What this task involves:
Find every line in the records below that holds the word "preservatives", and copy each one.
Data for the task Block Start
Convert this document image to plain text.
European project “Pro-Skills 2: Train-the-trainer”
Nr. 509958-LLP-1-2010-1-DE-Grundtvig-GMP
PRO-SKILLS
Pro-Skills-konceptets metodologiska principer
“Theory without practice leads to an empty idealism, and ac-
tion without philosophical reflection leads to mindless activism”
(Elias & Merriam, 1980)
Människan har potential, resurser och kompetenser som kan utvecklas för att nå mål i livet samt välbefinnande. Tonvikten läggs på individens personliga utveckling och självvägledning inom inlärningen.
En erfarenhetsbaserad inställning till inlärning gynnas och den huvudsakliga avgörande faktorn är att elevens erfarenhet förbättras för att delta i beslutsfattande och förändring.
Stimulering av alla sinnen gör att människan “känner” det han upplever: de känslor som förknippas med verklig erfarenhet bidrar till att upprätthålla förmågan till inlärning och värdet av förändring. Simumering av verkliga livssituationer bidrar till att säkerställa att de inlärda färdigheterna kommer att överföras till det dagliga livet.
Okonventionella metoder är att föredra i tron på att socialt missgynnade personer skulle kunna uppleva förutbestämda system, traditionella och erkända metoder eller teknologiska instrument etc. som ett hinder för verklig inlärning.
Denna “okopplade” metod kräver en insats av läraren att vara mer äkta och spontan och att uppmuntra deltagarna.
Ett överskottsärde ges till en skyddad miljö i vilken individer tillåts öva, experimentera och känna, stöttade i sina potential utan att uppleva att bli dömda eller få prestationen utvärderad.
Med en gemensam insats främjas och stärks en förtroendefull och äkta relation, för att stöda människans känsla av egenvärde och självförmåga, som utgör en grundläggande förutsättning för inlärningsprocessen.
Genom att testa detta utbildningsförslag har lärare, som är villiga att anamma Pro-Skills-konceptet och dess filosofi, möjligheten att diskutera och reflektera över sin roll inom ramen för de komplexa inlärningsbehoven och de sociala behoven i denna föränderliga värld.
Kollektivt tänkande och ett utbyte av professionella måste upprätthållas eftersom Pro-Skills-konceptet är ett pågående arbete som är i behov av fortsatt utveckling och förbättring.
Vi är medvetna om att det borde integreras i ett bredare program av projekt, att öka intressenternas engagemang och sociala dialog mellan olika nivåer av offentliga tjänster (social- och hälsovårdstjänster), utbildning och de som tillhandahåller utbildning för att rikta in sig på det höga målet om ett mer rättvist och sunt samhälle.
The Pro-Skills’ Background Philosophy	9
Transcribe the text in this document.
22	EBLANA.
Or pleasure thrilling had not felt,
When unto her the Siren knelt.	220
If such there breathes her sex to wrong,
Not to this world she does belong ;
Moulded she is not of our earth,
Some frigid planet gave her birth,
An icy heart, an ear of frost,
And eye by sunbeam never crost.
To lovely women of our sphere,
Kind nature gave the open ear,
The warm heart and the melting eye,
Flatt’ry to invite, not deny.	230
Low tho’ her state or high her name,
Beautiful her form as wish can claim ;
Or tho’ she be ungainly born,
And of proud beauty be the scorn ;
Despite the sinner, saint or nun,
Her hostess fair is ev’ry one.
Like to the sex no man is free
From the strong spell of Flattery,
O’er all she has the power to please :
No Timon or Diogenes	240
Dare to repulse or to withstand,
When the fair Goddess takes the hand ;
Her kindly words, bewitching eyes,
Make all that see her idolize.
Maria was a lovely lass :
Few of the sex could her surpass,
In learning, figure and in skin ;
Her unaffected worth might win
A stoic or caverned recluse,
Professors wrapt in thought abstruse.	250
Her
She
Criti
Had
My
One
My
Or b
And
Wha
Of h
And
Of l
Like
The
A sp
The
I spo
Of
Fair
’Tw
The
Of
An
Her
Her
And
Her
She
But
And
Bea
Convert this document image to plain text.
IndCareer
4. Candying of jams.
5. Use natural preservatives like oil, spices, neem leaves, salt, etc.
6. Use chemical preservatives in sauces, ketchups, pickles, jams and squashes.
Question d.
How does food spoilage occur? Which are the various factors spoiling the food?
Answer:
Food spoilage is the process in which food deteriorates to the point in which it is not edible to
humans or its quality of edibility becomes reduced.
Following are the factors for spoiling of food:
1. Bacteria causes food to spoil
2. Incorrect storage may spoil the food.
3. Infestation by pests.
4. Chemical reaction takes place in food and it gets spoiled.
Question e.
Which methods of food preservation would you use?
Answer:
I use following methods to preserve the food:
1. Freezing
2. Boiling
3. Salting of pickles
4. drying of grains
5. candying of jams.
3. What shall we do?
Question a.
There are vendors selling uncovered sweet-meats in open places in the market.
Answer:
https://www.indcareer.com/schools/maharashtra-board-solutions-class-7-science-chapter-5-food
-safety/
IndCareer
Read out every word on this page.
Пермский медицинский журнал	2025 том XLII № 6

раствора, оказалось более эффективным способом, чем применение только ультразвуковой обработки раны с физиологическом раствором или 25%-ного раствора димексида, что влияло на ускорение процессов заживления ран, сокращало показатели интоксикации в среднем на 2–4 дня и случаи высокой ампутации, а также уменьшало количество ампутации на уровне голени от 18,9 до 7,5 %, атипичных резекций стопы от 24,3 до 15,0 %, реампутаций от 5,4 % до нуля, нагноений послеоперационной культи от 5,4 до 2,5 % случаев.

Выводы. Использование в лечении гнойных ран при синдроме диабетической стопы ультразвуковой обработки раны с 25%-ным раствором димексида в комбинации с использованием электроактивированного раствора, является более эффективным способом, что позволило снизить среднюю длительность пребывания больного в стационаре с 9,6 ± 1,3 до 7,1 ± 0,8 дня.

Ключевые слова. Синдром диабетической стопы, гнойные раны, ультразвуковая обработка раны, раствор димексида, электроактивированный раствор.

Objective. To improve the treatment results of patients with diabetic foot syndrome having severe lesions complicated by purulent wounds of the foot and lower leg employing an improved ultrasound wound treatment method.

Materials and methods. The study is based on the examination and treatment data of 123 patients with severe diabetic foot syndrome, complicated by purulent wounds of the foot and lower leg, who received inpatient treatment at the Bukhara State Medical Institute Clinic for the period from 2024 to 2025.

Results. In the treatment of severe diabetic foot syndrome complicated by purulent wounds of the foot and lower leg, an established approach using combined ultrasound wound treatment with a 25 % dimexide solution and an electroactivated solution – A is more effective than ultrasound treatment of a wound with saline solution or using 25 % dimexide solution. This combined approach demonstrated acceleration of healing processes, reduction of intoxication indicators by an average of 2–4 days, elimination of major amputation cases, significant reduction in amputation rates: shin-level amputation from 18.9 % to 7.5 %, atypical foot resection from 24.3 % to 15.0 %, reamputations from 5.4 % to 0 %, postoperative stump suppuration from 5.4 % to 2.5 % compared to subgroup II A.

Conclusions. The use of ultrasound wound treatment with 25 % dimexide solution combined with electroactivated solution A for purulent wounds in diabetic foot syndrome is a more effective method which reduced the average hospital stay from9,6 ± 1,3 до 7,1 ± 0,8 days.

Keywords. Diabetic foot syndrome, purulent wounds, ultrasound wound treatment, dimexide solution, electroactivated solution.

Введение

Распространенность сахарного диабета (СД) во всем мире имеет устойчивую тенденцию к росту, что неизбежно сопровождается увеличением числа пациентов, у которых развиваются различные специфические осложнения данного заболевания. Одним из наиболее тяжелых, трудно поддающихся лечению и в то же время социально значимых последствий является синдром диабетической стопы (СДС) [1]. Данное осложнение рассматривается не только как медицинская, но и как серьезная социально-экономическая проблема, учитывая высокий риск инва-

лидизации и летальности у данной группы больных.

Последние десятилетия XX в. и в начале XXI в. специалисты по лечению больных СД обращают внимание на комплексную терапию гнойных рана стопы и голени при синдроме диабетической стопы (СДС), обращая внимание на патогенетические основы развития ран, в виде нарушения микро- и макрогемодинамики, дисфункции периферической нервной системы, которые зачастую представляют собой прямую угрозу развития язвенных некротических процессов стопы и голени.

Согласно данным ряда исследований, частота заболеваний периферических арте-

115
Data for the task Block End
Worked solution:
5. Use natural preservatives like oil, spices, neem leaves, salt, etc.
6. Use chemical preservatives in sauces, ketchups, pickles, jams and squashes.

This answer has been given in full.